From the records below, pull each line that has "seleccionar".

(Saved entries)
———
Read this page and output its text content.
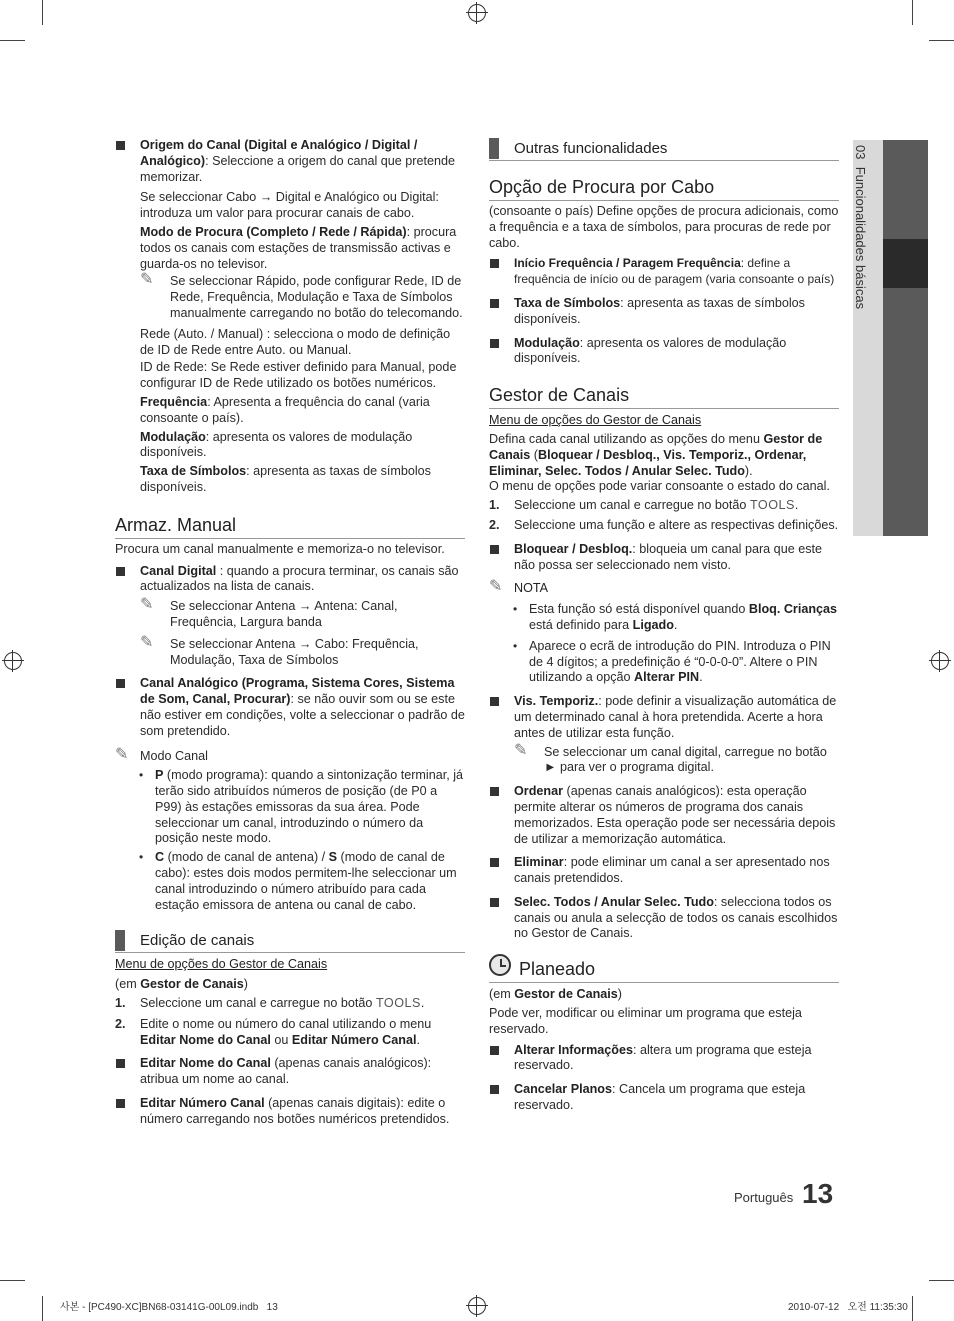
03  Funcionalidades básicas
Origem do Canal (Digital e Analógico / Digital / Analógico): Seleccione a origem do canal que pretende memorizar.

Se seleccionar Cabo → Digital e Analógico ou Digital: introduza um valor para procurar canais de cabo.

Modo de Procura (Completo / Rede / Rápida): procura todos os canais com estações de transmissão activas e guarda-os no televisor.

✎ Se seleccionar Rápido, pode configurar Rede, ID de Rede, Frequência, Modulação e Taxa de Símbolos manualmente carregando no botão do telecomando.

Rede (Auto. / Manual) : selecciona o modo de definição de ID de Rede entre Auto. ou Manual.

ID de Rede: Se Rede estiver definido para Manual, pode configurar ID de Rede utilizado os botões numéricos.

Frequência: Apresenta a frequência do canal (varia consoante o país).

Modulação: apresenta os valores de modulação disponíveis.

Taxa de Símbolos: apresenta as taxas de símbolos disponíveis.

Armaz. Manual

Procura um canal manualmente e memoriza-o no televisor.

Canal Digital : quando a procura terminar, os canais são actualizados na lista de canais.
✎ Se seleccionar Antena → Antena: Canal, Frequência, Largura banda
✎ Se seleccionar Antena → Cabo: Frequência, Modulação, Taxa de Símbolos
Canal Analógico (Programa, Sistema Cores, Sistema de Som, Canal, Procurar): se não ouvir som ou se este não estiver em condições, volte a seleccionar o padrão de som pretendido.
✎ Modo Canal
• P (modo programa): quando a sintonização terminar, já terão sido atribuídos números de posição (de P0 a P99) às estações emissoras da sua área. Pode seleccionar um canal, introduzindo o número da posição neste modo.
• C (modo de canal de antena) / S (modo de canal de cabo): estes dois modos permitem-lhe seleccionar um canal introduzindo o número atribuído para cada estação emissora de antena ou canal de cabo.
Edição de canais

Menu de opções do Gestor de Canais

(em Gestor de Canais)

1. Seleccione um canal e carregue no botão TOOLS.
2. Edite o nome ou número do canal utilizando o menu Editar Nome do Canal ou Editar Número Canal.
Editar Nome do Canal (apenas canais analógicos): atribua um nome ao canal.
Editar Número Canal (apenas canais digitais): edite o número carregando nos botões numéricos pretendidos.
Outras funcionalidades
Opção de Procura por Cabo

(consoante o país) Define opções de procura adicionais, como a frequência e a taxa de símbolos, para procuras de rede por cabo.

Início Frequência / Paragem Frequência: define a frequência de início ou de paragem (varia consoante o país)
Taxa de Símbolos: apresenta as taxas de símbolos disponíveis.
Modulação: apresenta os valores de modulação disponíveis.
Gestor de Canais

Menu de opções do Gestor de Canais

Defina cada canal utilizando as opções do menu Gestor de Canais (Bloquear / Desbloq., Vis. Temporiz., Ordenar, Eliminar, Selec. Todos / Anular Selec. Tudo).

O menu de opções pode variar consoante o estado do canal.

1. Seleccione um canal e carregue no botão TOOLS.
2. Seleccione uma função e altere as respectivas definições.
Bloquear / Desbloq.: bloqueia um canal para que este não possa ser seleccionado nem visto.
✎ NOTA
• Esta função só está disponível quando Bloq. Crianças está definido para Ligado.
• Aparece o ecrã de introdução do PIN. Introduza o PIN de 4 dígitos; a predefinição é “0-0-0-0”. Altere o PIN utilizando a opção Alterar PIN.
Vis. Temporiz.: pode definir a visualização automática de um determinado canal à hora pretendida. Acerte a hora antes de utilizar esta função.
✎ Se seleccionar um canal digital, carregue no botão ► para ver o programa digital.
Ordenar (apenas canais analógicos): esta operação permite alterar os números de programa dos canais memorizados. Esta operação pode ser necessária depois de utilizar a memorização automática.
Eliminar: pode eliminar um canal a ser apresentado nos canais pretendidos.
Selec. Todos / Anular Selec. Tudo: selecciona todos os canais ou anula a selecção de todos os canais escolhidos no Gestor de Canais.
Planeado

(em Gestor de Canais)

Pode ver, modificar ou eliminar um programa que esteja reservado.

Alterar Informações: altera um programa que esteja reservado.
Cancelar Planos: Cancela um programa que esteja reservado.
Português 13
사본 - [PC490-XC]BN68-03141G-00L09.indb   13	2010-07-12   오전 11:35:30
———
### [Expected answer]
Se seleccionar Cabo → Digital e Analógico ou Digital: introduza um valor para procurar canais de cabo.
✎ Se seleccionar Rápido, pode configurar Rede, ID de Rede, Frequência, Modulação e Taxa de Símbolos manualmente carregando no botão do telecomando.
✎ Se seleccionar Antena → Antena: Canal, Frequência, Largura banda
✎ Se seleccionar Antena → Cabo: Frequência, Modulação, Taxa de Símbolos
Canal Analógico (Programa, Sistema Cores, Sistema de Som, Canal, Procurar): se não ouvir som ou se este não estiver em condições, volte a seleccionar o padrão de som pretendido.
• P (modo programa): quando a sintonização terminar, já terão sido atribuídos números de posição (de P0 a P99) às estações emissoras da sua área. Pode seleccionar um canal, introduzindo o número da posição neste modo.
• C (modo de canal de antena) / S (modo de canal de cabo): estes dois modos permitem-lhe seleccionar um canal introduzindo o número atribuído para cada estação emissora de antena ou canal de cabo.
✎ Se seleccionar um canal digital, carregue no botão ► para ver o programa digital.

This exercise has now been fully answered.